- **Exercise requirements**
Edit the rows below so that "screenshot" becomes "screen capture" and nothing else changes. Leave the pictures out of your answer.

- **Supplied data**
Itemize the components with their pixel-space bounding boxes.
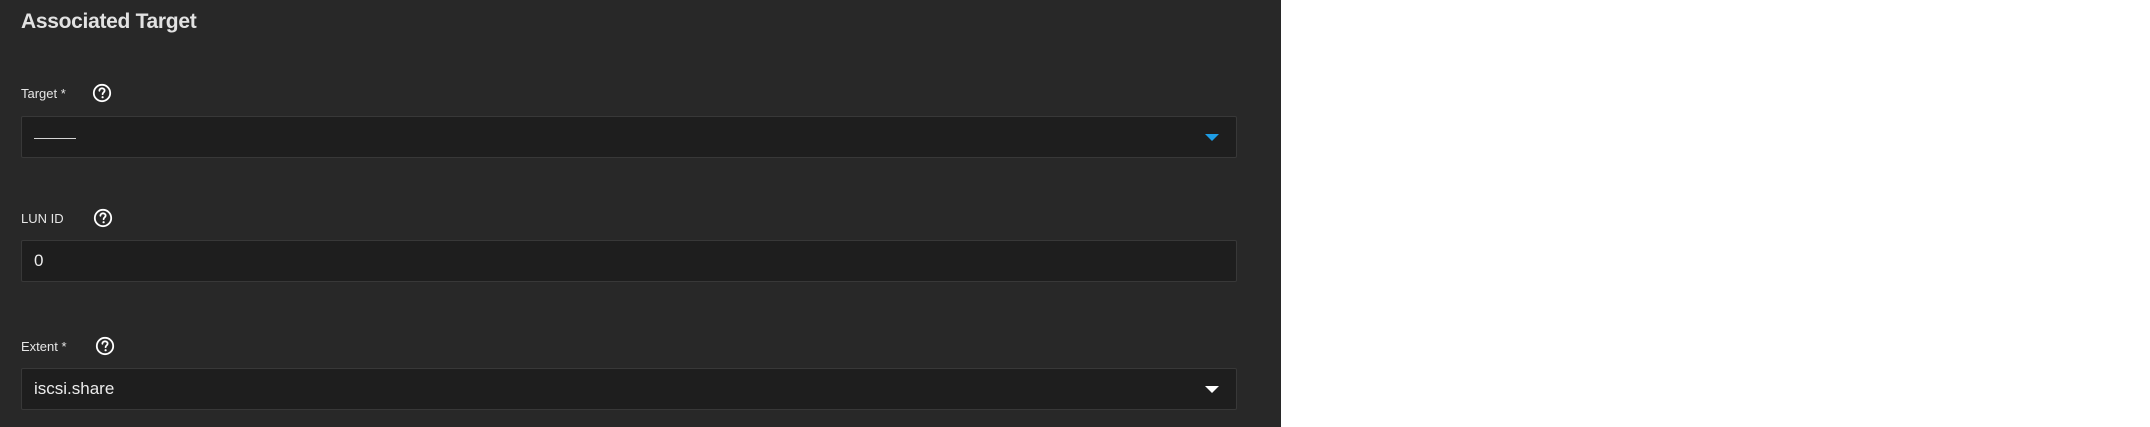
help-circle-icon[interactable] <box>94 335 116 357</box>
chevron-down-icon <box>1205 134 1219 141</box>
target-select-value: ——— <box>34 129 76 145</box>
chevron-down-icon <box>1205 386 1219 393</box>
target-label-row: Target * <box>21 82 113 104</box>
associated-target-card: Associated Target Target * ——— LUN ID 0 <box>0 0 1281 427</box>
help-circle-icon[interactable] <box>92 207 114 229</box>
lun-id-input[interactable]: 0 <box>21 240 1237 282</box>
lun-id-input-value: 0 <box>34 251 44 270</box>
target-select[interactable]: ——— <box>21 116 1237 158</box>
lun-id-label: LUN ID <box>21 210 64 226</box>
extent-select-value: iscsi.share <box>34 379 115 398</box>
target-label: Target * <box>21 85 66 101</box>
extent-select[interactable]: iscsi.share <box>21 368 1237 410</box>
help-circle-icon[interactable] <box>91 82 113 104</box>
extent-label: Extent * <box>21 338 67 354</box>
extent-label-row: Extent * <box>21 335 116 357</box>
lun-id-label-row: LUN ID <box>21 207 114 229</box>
card-title: Associated Target <box>21 10 197 33</box>
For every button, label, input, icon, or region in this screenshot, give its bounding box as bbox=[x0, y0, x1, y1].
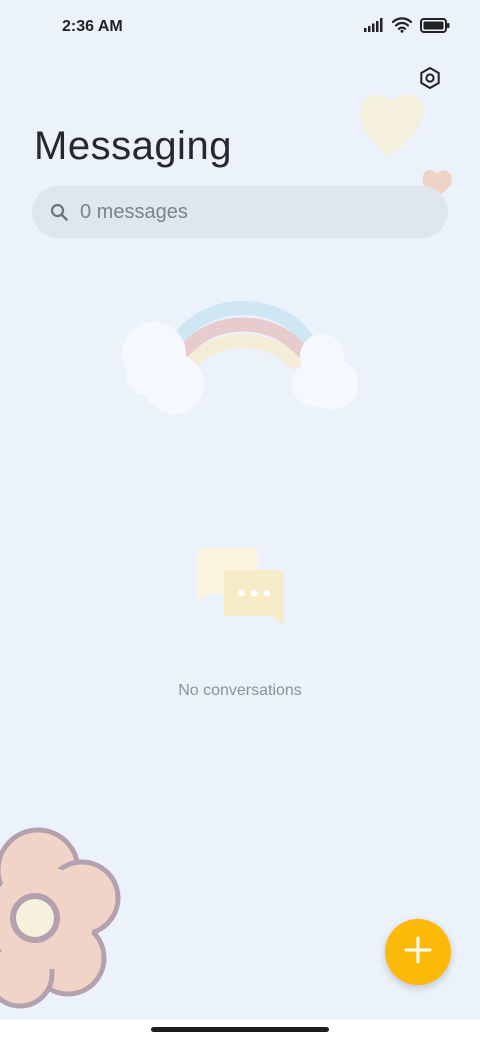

- **Output for this task**
Itemize the components with their pixel-space bounding boxes.
help-circle-icon[interactable] <box>94 335 116 357</box>
chevron-down-icon <box>1205 134 1219 141</box>
target-select-value: ——— <box>34 129 76 145</box>
chevron-down-icon <box>1205 386 1219 393</box>
target-label-row: Target * <box>21 82 113 104</box>
associated-target-card: Associated Target Target * ——— LUN ID 0 <box>0 0 1281 427</box>
help-circle-icon[interactable] <box>92 207 114 229</box>
lun-id-input[interactable]: 0 <box>21 240 1237 282</box>
lun-id-input-value: 0 <box>34 251 44 270</box>
target-select[interactable]: ——— <box>21 116 1237 158</box>
lun-id-label: LUN ID <box>21 210 64 226</box>
extent-select-value: iscsi.share <box>34 379 115 398</box>
target-label: Target * <box>21 85 66 101</box>
extent-select[interactable]: iscsi.share <box>21 368 1237 410</box>
help-circle-icon[interactable] <box>91 82 113 104</box>
extent-label: Extent * <box>21 338 67 354</box>
extent-label-row: Extent * <box>21 335 116 357</box>
lun-id-label-row: LUN ID <box>21 207 114 229</box>
card-title: Associated Target <box>21 10 197 33</box>
For every button, label, input, icon, or region in this screen capture, give its bounding box as bbox=[x0, y0, x1, y1].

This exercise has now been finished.